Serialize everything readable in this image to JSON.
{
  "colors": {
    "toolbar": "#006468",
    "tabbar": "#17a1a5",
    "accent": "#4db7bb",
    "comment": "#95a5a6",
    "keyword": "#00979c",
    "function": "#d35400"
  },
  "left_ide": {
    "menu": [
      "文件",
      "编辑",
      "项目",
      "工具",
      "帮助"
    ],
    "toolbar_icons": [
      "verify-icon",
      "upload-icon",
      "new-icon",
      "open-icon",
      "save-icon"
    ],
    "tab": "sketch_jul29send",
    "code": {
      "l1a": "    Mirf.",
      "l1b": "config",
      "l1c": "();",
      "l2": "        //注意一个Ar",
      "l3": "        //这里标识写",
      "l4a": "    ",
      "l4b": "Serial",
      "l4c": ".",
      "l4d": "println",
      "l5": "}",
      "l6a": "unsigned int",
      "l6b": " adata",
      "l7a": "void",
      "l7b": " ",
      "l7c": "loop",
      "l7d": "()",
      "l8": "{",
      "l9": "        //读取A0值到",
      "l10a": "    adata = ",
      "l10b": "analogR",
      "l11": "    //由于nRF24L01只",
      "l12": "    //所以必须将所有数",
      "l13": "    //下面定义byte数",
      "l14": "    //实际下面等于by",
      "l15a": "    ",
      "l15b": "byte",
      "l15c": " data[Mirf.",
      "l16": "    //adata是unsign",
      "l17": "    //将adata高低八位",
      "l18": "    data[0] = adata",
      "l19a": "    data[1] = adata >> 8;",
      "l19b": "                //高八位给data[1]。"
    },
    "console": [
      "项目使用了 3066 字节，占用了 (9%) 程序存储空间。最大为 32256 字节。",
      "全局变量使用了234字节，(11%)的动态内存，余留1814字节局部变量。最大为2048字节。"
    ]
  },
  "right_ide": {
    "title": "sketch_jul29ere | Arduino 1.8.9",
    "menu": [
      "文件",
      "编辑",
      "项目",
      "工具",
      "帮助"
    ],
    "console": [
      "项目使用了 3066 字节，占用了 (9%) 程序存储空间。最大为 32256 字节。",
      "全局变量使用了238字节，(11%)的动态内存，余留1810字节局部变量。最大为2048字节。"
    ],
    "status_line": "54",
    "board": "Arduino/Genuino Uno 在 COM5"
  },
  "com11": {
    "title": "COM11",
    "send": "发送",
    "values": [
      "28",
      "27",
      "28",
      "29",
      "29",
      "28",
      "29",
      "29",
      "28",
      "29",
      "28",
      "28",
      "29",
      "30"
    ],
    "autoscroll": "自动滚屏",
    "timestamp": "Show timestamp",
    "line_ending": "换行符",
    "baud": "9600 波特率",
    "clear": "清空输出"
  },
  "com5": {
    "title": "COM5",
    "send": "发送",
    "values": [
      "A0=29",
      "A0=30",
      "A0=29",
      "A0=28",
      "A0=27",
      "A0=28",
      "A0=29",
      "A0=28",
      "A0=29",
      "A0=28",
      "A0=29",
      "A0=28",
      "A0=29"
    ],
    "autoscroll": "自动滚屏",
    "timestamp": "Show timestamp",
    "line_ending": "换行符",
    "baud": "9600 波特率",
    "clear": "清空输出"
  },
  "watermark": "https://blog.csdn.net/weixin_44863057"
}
------------------------------------
Above are the records; retype them all without a single difference.

### Answer to this task
Serialize everything readable in this image to JSON.
{
  "colors": {
    "toolbar": "#006468",
    "tabbar": "#17a1a5",
    "accent": "#4db7bb",
    "comment": "#95a5a6",
    "keyword": "#00979c",
    "function": "#d35400"
  },
  "left_ide": {
    "menu": [
      "文件",
      "编辑",
      "项目",
      "工具",
      "帮助"
    ],
    "toolbar_icons": [
      "verify-icon",
      "upload-icon",
      "new-icon",
      "open-icon",
      "save-icon"
    ],
    "tab": "sketch_jul29send",
    "code": {
      "l1a": "    Mirf.",
      "l1b": "config",
      "l1c": "();",
      "l2": "        //注意一个Ar",
      "l3": "        //这里标识写",
      "l4a": "    ",
      "l4b": "Serial",
      "l4c": ".",
      "l4d": "println",
      "l5": "}",
      "l6a": "unsigned int",
      "l6b": " adata",
      "l7a": "void",
      "l7b": " ",
      "l7c": "loop",
      "l7d": "()",
      "l8": "{",
      "l9": "        //读取A0值到",
      "l10a": "    adata = ",
      "l10b": "analogR",
      "l11": "    //由于nRF24L01只",
      "l12": "    //所以必须将所有数",
      "l13": "    //下面定义byte数",
      "l14": "    //实际下面等于by",
      "l15a": "    ",
      "l15b": "byte",
      "l15c": " data[Mirf.",
      "l16": "    //adata是unsign",
      "l17": "    //将adata高低八位",
      "l18": "    data[0] = adata",
      "l19a": "    data[1] = adata >> 8;",
      "l19b": "                //高八位给data[1]。"
    },
    "console": [
      "项目使用了 3066 字节，占用了 (9%) 程序存储空间。最大为 32256 字节。",
      "全局变量使用了234字节，(11%)的动态内存，余留1814字节局部变量。最大为2048字节。"
    ]
  },
  "right_ide": {
    "title": "sketch_jul29ere | Arduino 1.8.9",
    "menu": [
      "文件",
      "编辑",
      "项目",
      "工具",
      "帮助"
    ],
    "console": [
      "项目使用了 3066 字节，占用了 (9%) 程序存储空间。最大为 32256 字节。",
      "全局变量使用了238字节，(11%)的动态内存，余留1810字节局部变量。最大为2048字节。"
    ],
    "status_line": "54",
    "board": "Arduino/Genuino Uno 在 COM5"
  },
  "com11": {
    "title": "COM11",
    "send": "发送",
    "values": [
      "28",
      "27",
      "28",
      "29",
      "29",
      "28",
      "29",
      "29",
      "28",
      "29",
      "28",
      "28",
      "29",
      "30"
    ],
    "autoscroll": "自动滚屏",
    "timestamp": "Show timestamp",
    "line_ending": "换行符",
    "baud": "9600 波特率",
    "clear": "清空输出"
  },
  "com5": {
    "title": "COM5",
    "send": "发送",
    "values": [
      "A0=29",
      "A0=30",
      "A0=29",
      "A0=28",
      "A0=27",
      "A0=28",
      "A0=29",
      "A0=28",
      "A0=29",
      "A0=28",
      "A0=29",
      "A0=28",
      "A0=29"
    ],
    "autoscroll": "自动滚屏",
    "timestamp": "Show timestamp",
    "line_ending": "换行符",
    "baud": "9600 波特率",
    "clear": "清空输出"
  },
  "watermark": "https://blog.csdn.net/weixin_44863057"
}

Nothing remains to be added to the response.